→ Written task: Read the material below. Count the lines containing "search" and give that count alone.

▼▼▼

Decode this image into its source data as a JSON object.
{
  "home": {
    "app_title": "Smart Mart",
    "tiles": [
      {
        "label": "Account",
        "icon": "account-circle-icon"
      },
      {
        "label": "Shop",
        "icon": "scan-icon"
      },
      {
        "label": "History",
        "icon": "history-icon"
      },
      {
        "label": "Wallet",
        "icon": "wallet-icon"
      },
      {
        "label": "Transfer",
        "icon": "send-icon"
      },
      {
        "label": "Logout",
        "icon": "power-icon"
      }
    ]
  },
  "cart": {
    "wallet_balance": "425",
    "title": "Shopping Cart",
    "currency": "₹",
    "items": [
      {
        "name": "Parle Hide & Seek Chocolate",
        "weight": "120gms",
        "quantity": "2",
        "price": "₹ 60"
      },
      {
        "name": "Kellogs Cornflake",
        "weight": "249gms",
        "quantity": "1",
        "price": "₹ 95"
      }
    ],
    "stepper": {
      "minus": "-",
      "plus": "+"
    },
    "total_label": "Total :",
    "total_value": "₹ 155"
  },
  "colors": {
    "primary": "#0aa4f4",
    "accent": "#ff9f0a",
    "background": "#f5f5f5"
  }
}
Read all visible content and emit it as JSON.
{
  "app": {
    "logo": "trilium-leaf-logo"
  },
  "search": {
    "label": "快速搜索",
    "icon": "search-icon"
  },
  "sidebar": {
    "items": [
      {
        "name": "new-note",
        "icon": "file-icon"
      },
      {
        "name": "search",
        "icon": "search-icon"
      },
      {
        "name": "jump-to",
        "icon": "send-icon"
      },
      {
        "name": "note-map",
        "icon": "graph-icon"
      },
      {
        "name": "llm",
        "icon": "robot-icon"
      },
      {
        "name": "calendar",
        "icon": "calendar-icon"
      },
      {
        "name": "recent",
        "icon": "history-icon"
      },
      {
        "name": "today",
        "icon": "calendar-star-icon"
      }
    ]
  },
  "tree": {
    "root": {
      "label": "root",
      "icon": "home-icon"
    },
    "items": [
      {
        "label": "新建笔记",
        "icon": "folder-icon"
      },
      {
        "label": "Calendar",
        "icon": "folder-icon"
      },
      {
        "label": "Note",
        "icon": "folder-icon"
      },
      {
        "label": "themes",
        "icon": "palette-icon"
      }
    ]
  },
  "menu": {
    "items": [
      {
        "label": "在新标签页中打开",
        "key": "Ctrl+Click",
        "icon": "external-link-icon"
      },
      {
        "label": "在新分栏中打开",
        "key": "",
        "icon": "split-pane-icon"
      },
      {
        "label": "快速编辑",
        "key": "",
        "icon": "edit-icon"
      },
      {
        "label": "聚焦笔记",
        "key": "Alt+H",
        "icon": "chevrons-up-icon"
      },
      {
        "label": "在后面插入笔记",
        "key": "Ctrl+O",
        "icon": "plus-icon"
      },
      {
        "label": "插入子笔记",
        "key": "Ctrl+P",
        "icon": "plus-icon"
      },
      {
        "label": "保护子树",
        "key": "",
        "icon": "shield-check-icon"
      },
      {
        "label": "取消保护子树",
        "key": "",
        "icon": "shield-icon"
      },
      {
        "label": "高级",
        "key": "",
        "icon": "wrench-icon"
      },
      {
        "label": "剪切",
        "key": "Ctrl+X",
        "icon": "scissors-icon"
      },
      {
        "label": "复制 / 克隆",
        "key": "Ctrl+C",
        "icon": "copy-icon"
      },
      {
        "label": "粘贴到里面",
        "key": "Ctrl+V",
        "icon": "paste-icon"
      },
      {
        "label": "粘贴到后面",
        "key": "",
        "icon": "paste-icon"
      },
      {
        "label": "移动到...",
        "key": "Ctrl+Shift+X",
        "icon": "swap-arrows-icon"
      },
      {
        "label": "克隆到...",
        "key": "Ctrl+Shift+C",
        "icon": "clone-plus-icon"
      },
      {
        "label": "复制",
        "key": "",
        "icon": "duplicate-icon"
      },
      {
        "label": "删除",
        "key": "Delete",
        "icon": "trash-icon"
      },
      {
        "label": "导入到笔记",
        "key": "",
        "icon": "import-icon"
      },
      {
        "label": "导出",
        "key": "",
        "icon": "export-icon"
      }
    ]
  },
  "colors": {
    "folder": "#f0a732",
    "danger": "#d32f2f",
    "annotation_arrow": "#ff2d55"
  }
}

▲▲▲

→ Final result: 4